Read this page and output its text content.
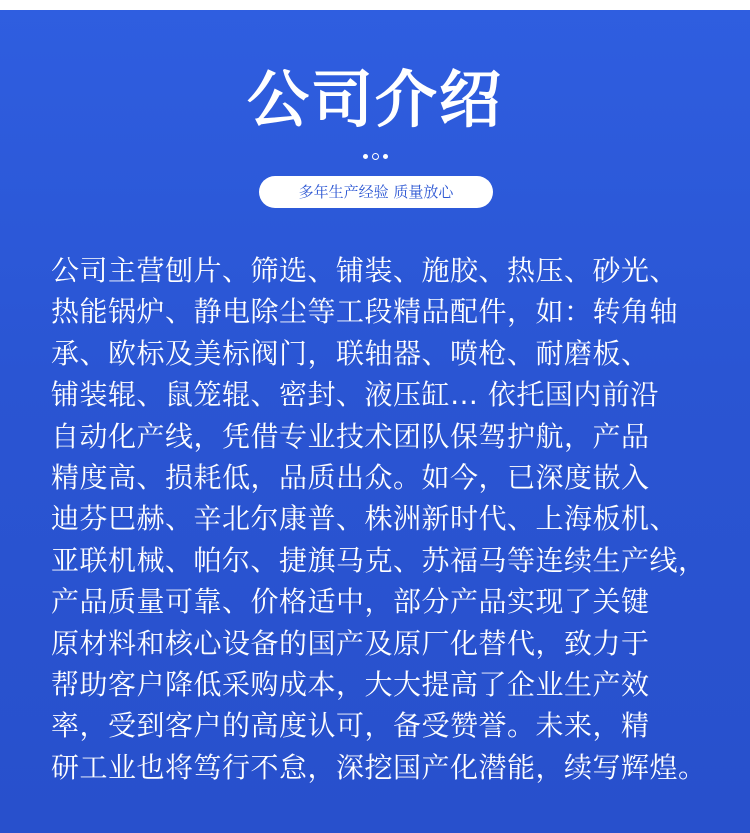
公司介绍
多年生产经验 质量放心
公司主营刨片、筛选、铺装、施胶、热压、砂光、
热能锅炉、静电除尘等工段精品配件，如：转角轴
承、欧标及美标阀门，联轴器、喷枪、耐磨板、
铺装辊、鼠笼辊、密封、液压缸… 依托国内前沿
自动化产线，凭借专业技术团队保驾护航，产品
精度高、损耗低，品质出众。如今，已深度嵌入
迪芬巴赫、辛北尔康普、株洲新时代、上海板机、
亚联机械、帕尔、捷旗马克、苏福马等连续生产线，
产品质量可靠、价格适中，部分产品实现了关键
原材料和核心设备的国产及原厂化替代，致力于
帮助客户降低采购成本，大大提高了企业生产效
率，受到客户的高度认可，备受赞誉。未来，精
研工业也将笃行不怠，深挖国产化潜能，续写辉煌。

-=-=-

== STATED PROBLEM ==
Copy the listing in full and without alteration, omitting every picture.

== EXERCISE RESPONSE ==
Read this page and output its text content.
公司介绍
多年生产经验 质量放心
公司主营刨片、筛选、铺装、施胶、热压、砂光、
热能锅炉、静电除尘等工段精品配件，如：转角轴
承、欧标及美标阀门，联轴器、喷枪、耐磨板、
铺装辊、鼠笼辊、密封、液压缸… 依托国内前沿
自动化产线，凭借专业技术团队保驾护航，产品
精度高、损耗低，品质出众。如今，已深度嵌入
迪芬巴赫、辛北尔康普、株洲新时代、上海板机、
亚联机械、帕尔、捷旗马克、苏福马等连续生产线，
产品质量可靠、价格适中，部分产品实现了关键
原材料和核心设备的国产及原厂化替代，致力于
帮助客户降低采购成本，大大提高了企业生产效
率，受到客户的高度认可，备受赞誉。未来，精
研工业也将笃行不怠，深挖国产化潜能，续写辉煌。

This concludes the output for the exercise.